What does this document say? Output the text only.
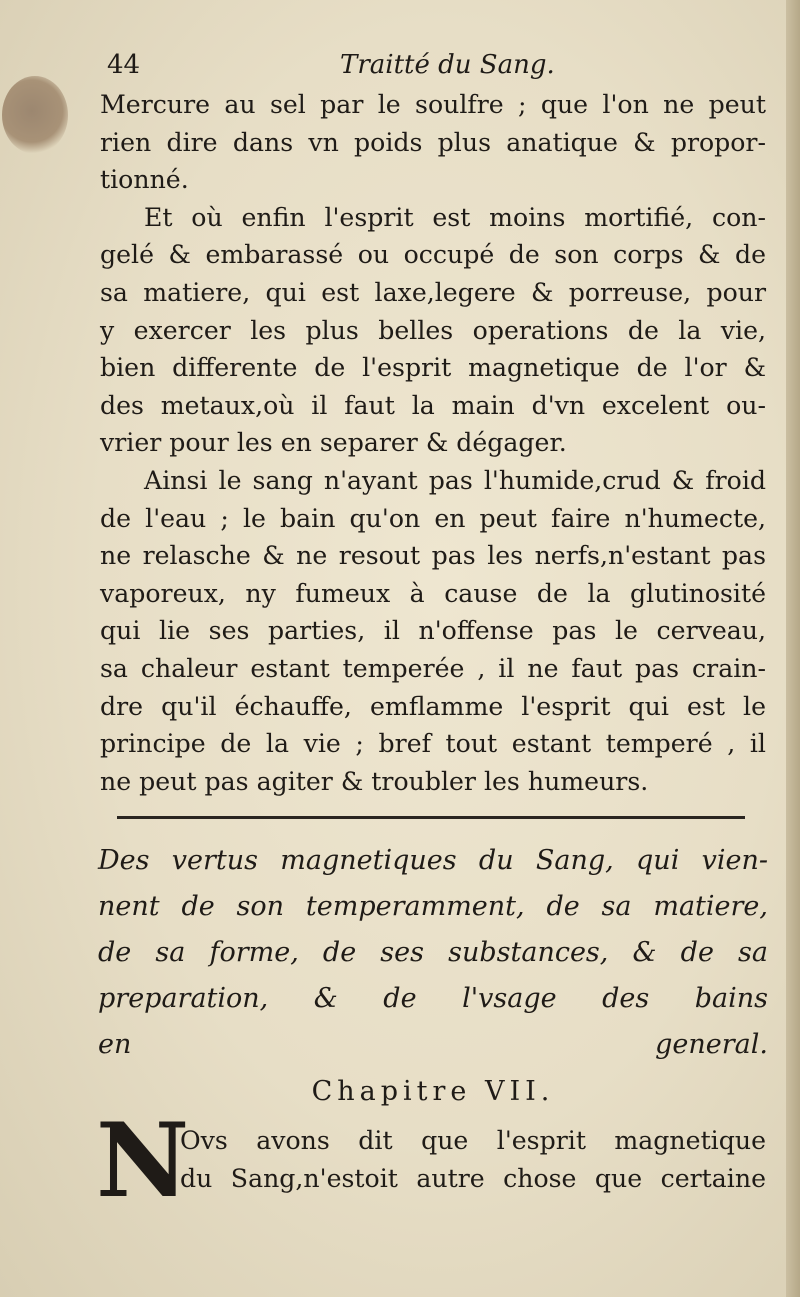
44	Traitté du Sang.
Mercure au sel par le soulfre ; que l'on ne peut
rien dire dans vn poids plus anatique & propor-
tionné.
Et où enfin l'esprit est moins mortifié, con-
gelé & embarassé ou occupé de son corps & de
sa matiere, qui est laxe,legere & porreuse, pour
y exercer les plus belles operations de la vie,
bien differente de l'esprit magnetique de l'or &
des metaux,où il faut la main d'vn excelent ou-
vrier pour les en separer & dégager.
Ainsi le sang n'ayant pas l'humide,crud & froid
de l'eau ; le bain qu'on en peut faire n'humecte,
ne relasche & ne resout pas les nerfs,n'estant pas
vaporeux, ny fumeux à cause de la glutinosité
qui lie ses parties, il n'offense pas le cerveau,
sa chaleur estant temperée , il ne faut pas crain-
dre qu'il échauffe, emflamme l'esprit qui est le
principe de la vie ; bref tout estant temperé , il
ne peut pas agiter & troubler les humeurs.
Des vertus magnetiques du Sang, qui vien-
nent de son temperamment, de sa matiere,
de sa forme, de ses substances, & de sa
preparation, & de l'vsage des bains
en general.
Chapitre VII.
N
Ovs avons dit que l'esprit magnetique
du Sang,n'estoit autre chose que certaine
******
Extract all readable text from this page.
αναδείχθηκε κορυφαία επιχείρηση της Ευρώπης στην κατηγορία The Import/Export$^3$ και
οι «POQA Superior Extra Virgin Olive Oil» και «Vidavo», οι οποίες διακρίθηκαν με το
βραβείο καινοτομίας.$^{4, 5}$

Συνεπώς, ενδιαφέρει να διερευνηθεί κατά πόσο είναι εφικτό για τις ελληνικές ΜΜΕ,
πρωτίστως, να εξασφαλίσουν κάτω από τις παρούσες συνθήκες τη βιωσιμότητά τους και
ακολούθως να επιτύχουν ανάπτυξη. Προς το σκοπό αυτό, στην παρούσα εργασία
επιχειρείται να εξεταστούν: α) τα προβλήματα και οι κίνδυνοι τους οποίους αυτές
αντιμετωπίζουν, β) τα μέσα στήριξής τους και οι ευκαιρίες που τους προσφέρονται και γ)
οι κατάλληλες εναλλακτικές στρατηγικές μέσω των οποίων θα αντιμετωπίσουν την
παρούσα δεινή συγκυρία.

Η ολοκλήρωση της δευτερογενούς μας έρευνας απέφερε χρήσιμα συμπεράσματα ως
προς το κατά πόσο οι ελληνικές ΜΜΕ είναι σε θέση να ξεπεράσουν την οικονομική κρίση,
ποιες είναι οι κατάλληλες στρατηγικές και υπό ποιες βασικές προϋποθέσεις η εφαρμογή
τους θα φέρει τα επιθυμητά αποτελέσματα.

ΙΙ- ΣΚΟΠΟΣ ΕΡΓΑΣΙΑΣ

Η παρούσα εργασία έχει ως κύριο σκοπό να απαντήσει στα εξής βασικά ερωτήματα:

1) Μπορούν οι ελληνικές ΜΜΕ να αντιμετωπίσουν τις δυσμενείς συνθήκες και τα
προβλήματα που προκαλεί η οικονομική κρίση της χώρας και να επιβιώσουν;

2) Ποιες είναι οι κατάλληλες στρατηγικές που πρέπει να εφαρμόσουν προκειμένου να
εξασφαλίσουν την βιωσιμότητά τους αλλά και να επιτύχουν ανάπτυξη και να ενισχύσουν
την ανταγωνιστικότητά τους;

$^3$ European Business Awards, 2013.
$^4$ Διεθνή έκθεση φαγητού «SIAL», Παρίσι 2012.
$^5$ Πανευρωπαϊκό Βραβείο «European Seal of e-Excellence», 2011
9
******
### Work to complete
State the count of lines that contain the string "σκοπό". Nothing else is needed.

### Exercise solution
2